• What the exercise asks:
In the entries below, count the lines holding "market". Reply with the number only.

━━━ Record excerpts

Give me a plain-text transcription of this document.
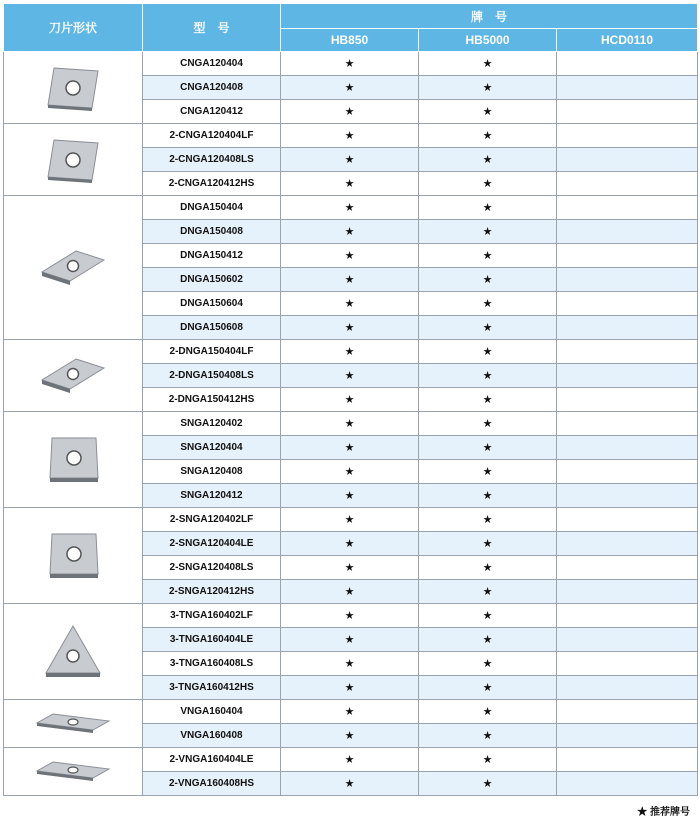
刀片形状	型　号	牌　号		
		HB850	HB5000	HCD0110

	CNGA120404	★	★	
	CNGA120408	★	★	
	CNGA120412	★	★	

	2-CNGA120404LF	★	★	
	2-CNGA120408LS	★	★	
	2-CNGA120412HS	★	★	

	DNGA150404	★	★	
	DNGA150408	★	★	
	DNGA150412	★	★	
	DNGA150602	★	★	
	DNGA150604	★	★	
	DNGA150608	★	★	

	2-DNGA150404LF	★	★	
	2-DNGA150408LS	★	★	
	2-DNGA150412HS	★	★	

	SNGA120402	★	★	
	SNGA120404	★	★	
	SNGA120408	★	★	
	SNGA120412	★	★	

	2-SNGA120402LF	★	★	
	2-SNGA120404LE	★	★	
	2-SNGA120408LS	★	★	
	2-SNGA120412HS	★	★	

	3-TNGA160402LF	★	★	
	3-TNGA160404LE	★	★	
	3-TNGA160408LS	★	★	
	3-TNGA160412HS	★	★	

	VNGA160404	★	★	
	VNGA160408	★	★	

	2-VNGA160404LE	★	★	
	2-VNGA160408HS	★	★	
★ 推荐牌号
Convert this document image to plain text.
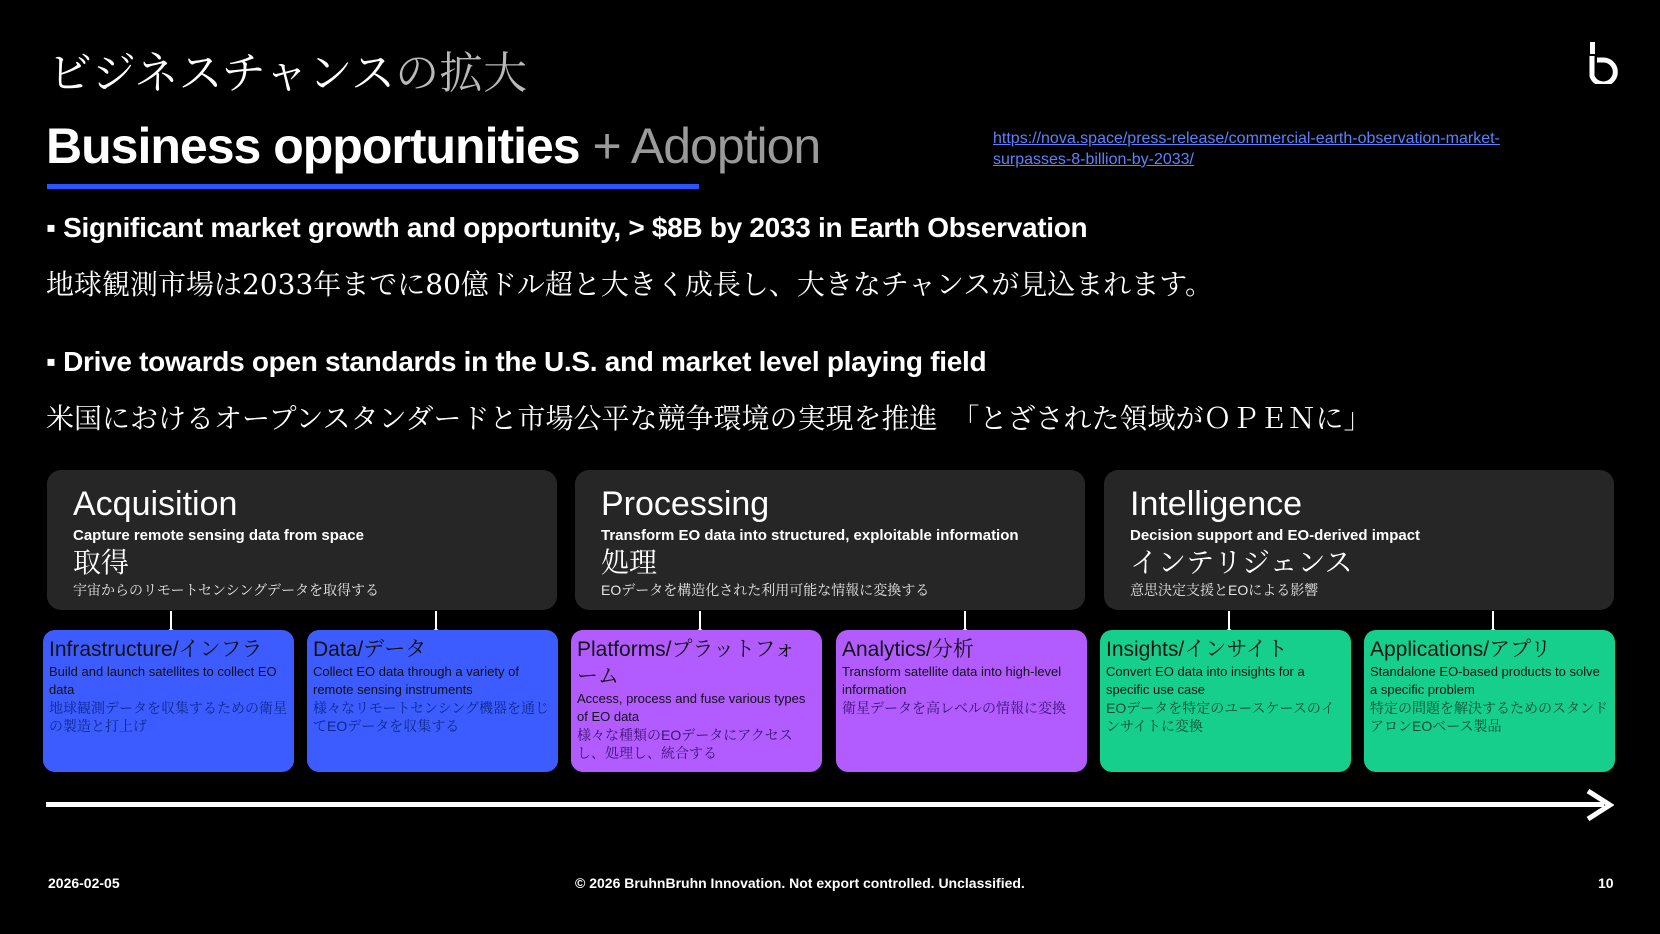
ビジネスチャンスの拡大
Business opportunities + Adoption	https://nova.space/press-release/commercial-earth-observation-market-surpasses-8-billion-by-2033/
▪ Significant market growth and opportunity, > $8B by 2033 in Earth Observation
地球観測市場は2033年までに80億ドル超と大きく成長し、大きなチャンスが見込まれます。
▪ Drive towards open standards in the U.S. and market level playing field
米国におけるオープンスタンダードと市場公平な競争環境の実現を推進　「とざされた領域がＯＰＥＮに」
Acquisition
Capture remote sensing data from space
取得
宇宙からのリモートセンシングデータを取得する
Processing
Transform EO data into structured, exploitable information
処理
EOデータを構造化された利用可能な情報に変換する
Intelligence
Decision support and EO-derived impact
インテリジェンス
意思決定支援とEOによる影響
Infrastructure/インフラ
Build and launch satellites to collect EO data
地球観測データを収集するための衛星の製造と打上げ
Data/データ
Collect EO data through a variety of remote sensing instruments
様々なリモートセンシング機器を通じてEOデータを収集する
Platforms/プラットフォーム
Access, process and fuse various types of EO data
様々な種類のEOデータにアクセスし、処理し、統合する
Analytics/分析
Transform satellite data into high-level information
衛星データを高レベルの情報に変換
Insights/インサイト
Convert EO data into insights for a specific use case
EOデータを特定のユースケースのインサイトに変換
Applications/アプリ
Standalone EO-based products to solve a specific problem
特定の問題を解決するためのスタンドアロンEOベース製品
2026-02-05	© 2026 BruhnBruhn Innovation. Not export controlled. Unclassified.	10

━━━━━━

• The response:
3